_What the exercise asks_.
Pictures aside, quote the whole listing exactly.

_Provided records_.
────────
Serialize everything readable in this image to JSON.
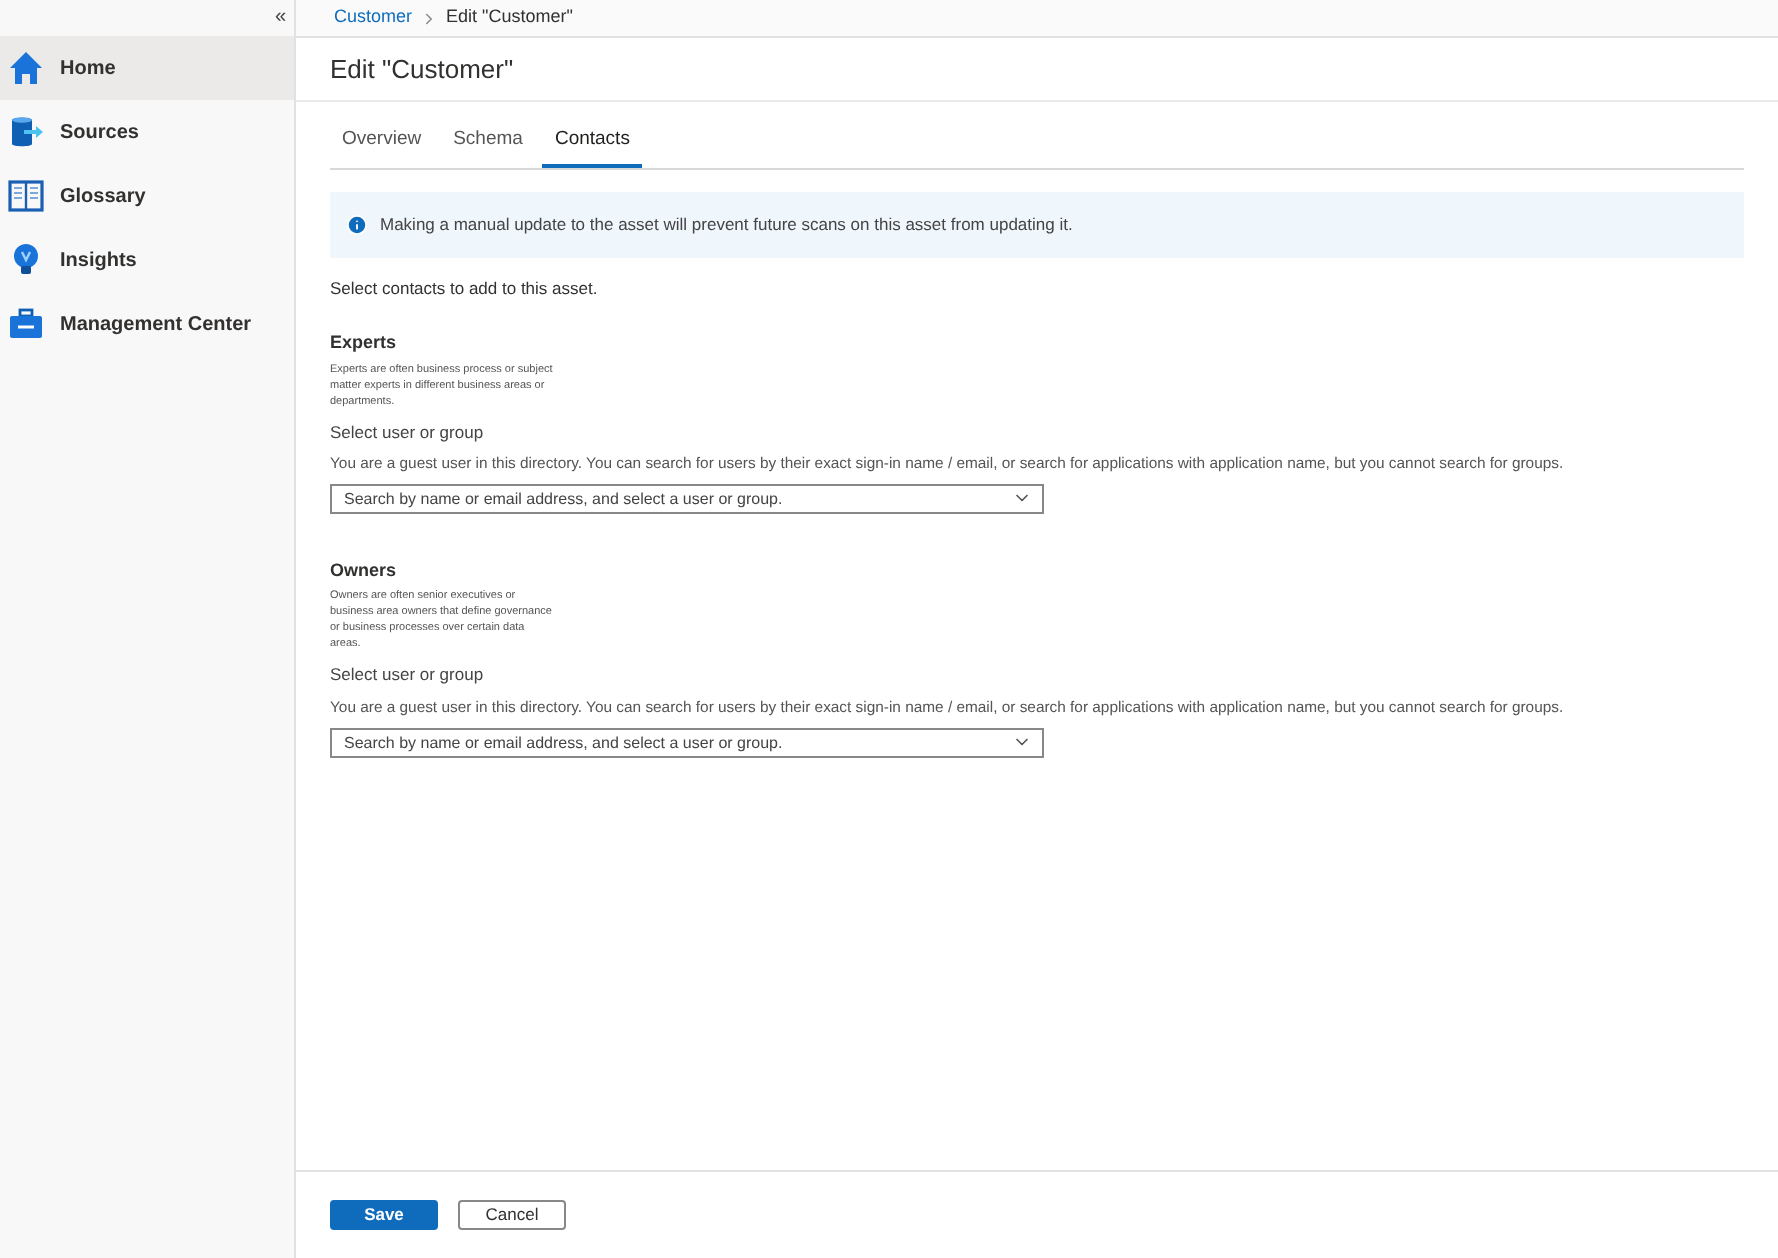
{
  "sidebar": {
    "collapse": "«",
    "items": [
      {
        "label": "Home",
        "selected": true
      },
      {
        "label": "Sources",
        "selected": false
      },
      {
        "label": "Glossary",
        "selected": false
      },
      {
        "label": "Insights",
        "selected": false
      },
      {
        "label": "Management Center",
        "selected": false
      }
    ]
  },
  "breadcrumb": [
    "Customer",
    "Edit \"Customer\""
  ],
  "title": "Edit \"Customer\"",
  "tabs": [
    {
      "label": "Overview",
      "selected": false
    },
    {
      "label": "Schema",
      "selected": false
    },
    {
      "label": "Contacts",
      "selected": true
    }
  ],
  "info": "Making a manual update to the asset will prevent future scans on this asset from updating it.",
  "intro": "Select contacts to add to this asset.",
  "sections": [
    {
      "heading": "Experts",
      "description": "Experts are often business process or subject matter experts in different business areas or departments.",
      "label": "Select user or group",
      "note": "You are a guest user in this directory. You can search for users by their exact sign-in name / email, or search for applications with application name, but you cannot search for groups.",
      "placeholder": "Search by name or email address, and select a user or group."
    },
    {
      "heading": "Owners",
      "description": "Owners are often senior executives or business area owners that define governance or business processes over certain data areas.",
      "label": "Select user or group",
      "note": "You are a guest user in this directory. You can search for users by their exact sign-in name / email, or search for applications with application name, but you cannot search for groups.",
      "placeholder": "Search by name or email address, and select a user or group."
    }
  ],
  "buttons": [
    {
      "label": "Save",
      "kind": "primary"
    },
    {
      "label": "Cancel",
      "kind": "secondary"
    }
  ]
}
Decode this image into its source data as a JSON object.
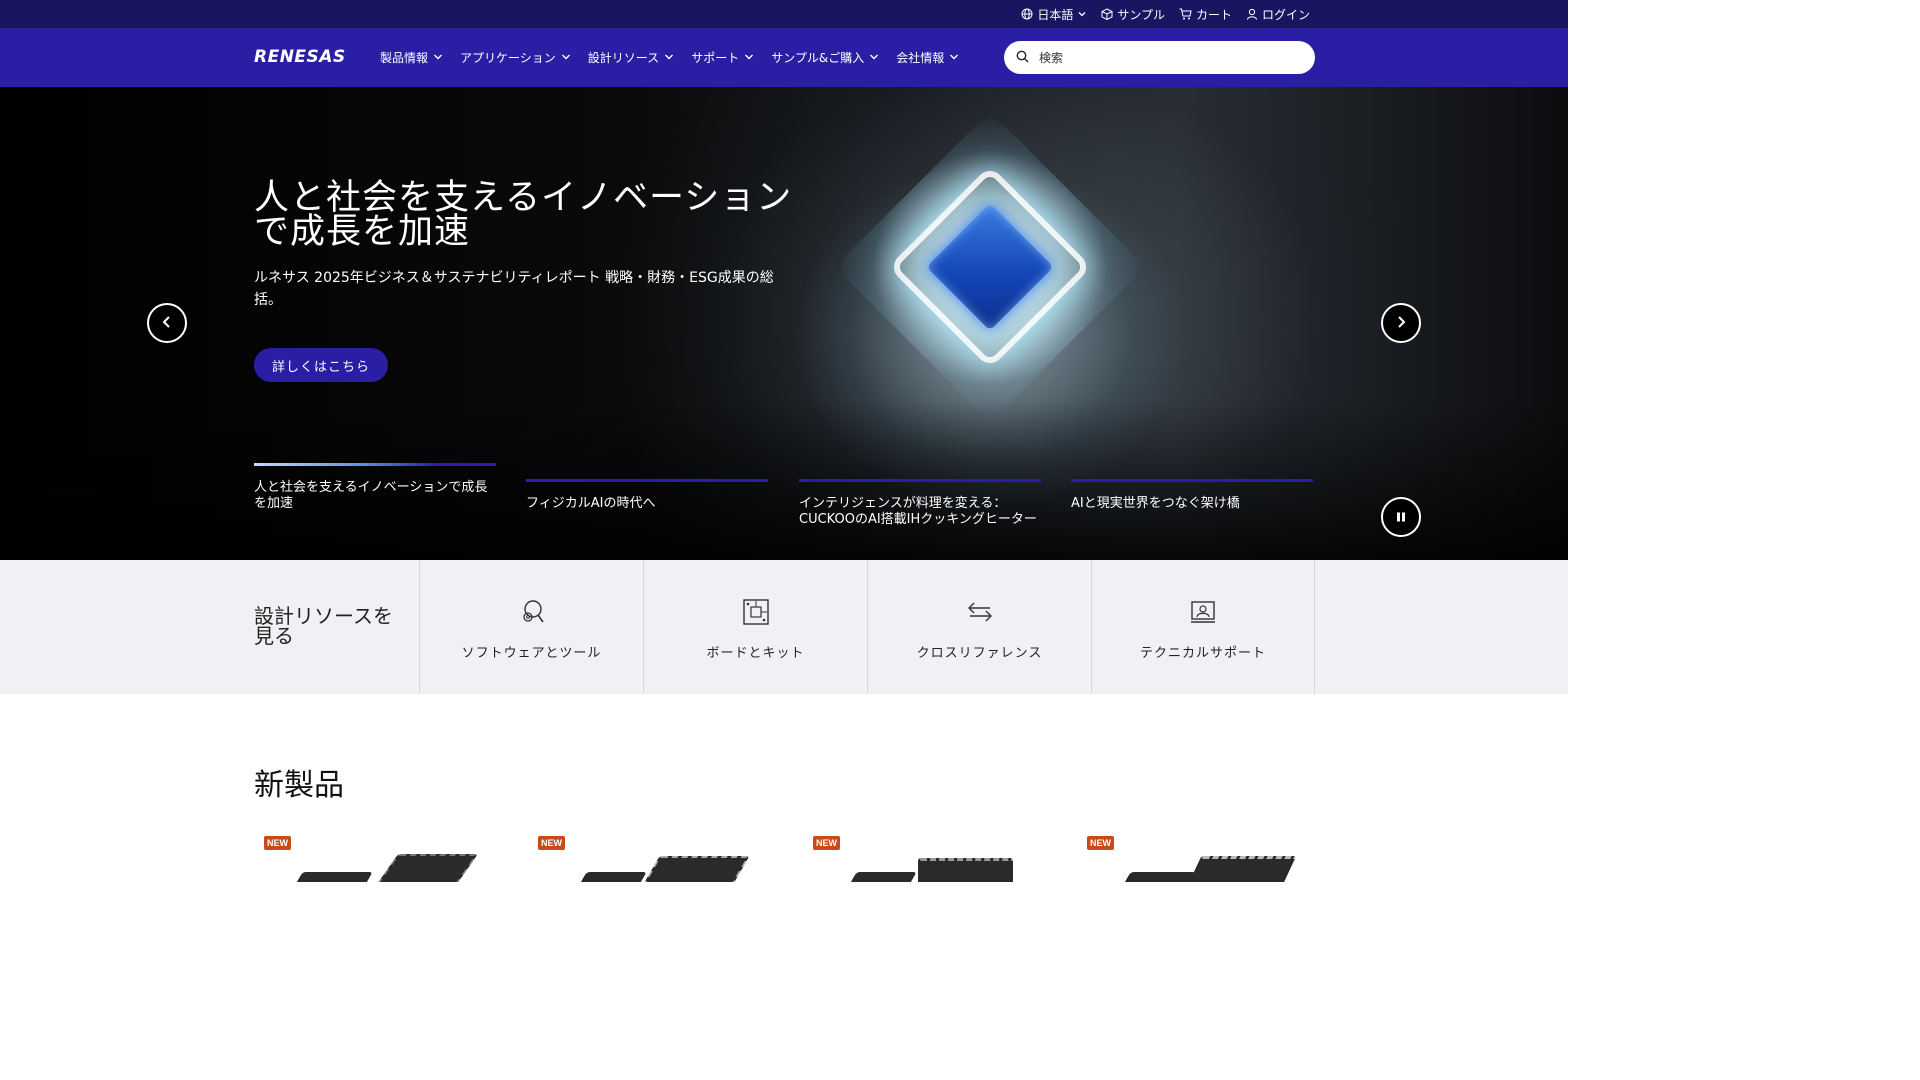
────────
_Worked solution_.
Serialize everything readable in this image to JSON.
{
  "sidebar": {
    "collapse": "«",
    "items": [
      {
        "label": "Home",
        "selected": true
      },
      {
        "label": "Sources",
        "selected": false
      },
      {
        "label": "Glossary",
        "selected": false
      },
      {
        "label": "Insights",
        "selected": false
      },
      {
        "label": "Management Center",
        "selected": false
      }
    ]
  },
  "breadcrumb": [
    "Customer",
    "Edit \"Customer\""
  ],
  "title": "Edit \"Customer\"",
  "tabs": [
    {
      "label": "Overview",
      "selected": false
    },
    {
      "label": "Schema",
      "selected": false
    },
    {
      "label": "Contacts",
      "selected": true
    }
  ],
  "info": "Making a manual update to the asset will prevent future scans on this asset from updating it.",
  "intro": "Select contacts to add to this asset.",
  "sections": [
    {
      "heading": "Experts",
      "description": "Experts are often business process or subject matter experts in different business areas or departments.",
      "label": "Select user or group",
      "note": "You are a guest user in this directory. You can search for users by their exact sign-in name / email, or search for applications with application name, but you cannot search for groups.",
      "placeholder": "Search by name or email address, and select a user or group."
    },
    {
      "heading": "Owners",
      "description": "Owners are often senior executives or business area owners that define governance or business processes over certain data areas.",
      "label": "Select user or group",
      "note": "You are a guest user in this directory. You can search for users by their exact sign-in name / email, or search for applications with application name, but you cannot search for groups.",
      "placeholder": "Search by name or email address, and select a user or group."
    }
  ],
  "buttons": [
    {
      "label": "Save",
      "kind": "primary"
    },
    {
      "label": "Cancel",
      "kind": "secondary"
    }
  ]
}
Decode this image into its source data as a JSON object.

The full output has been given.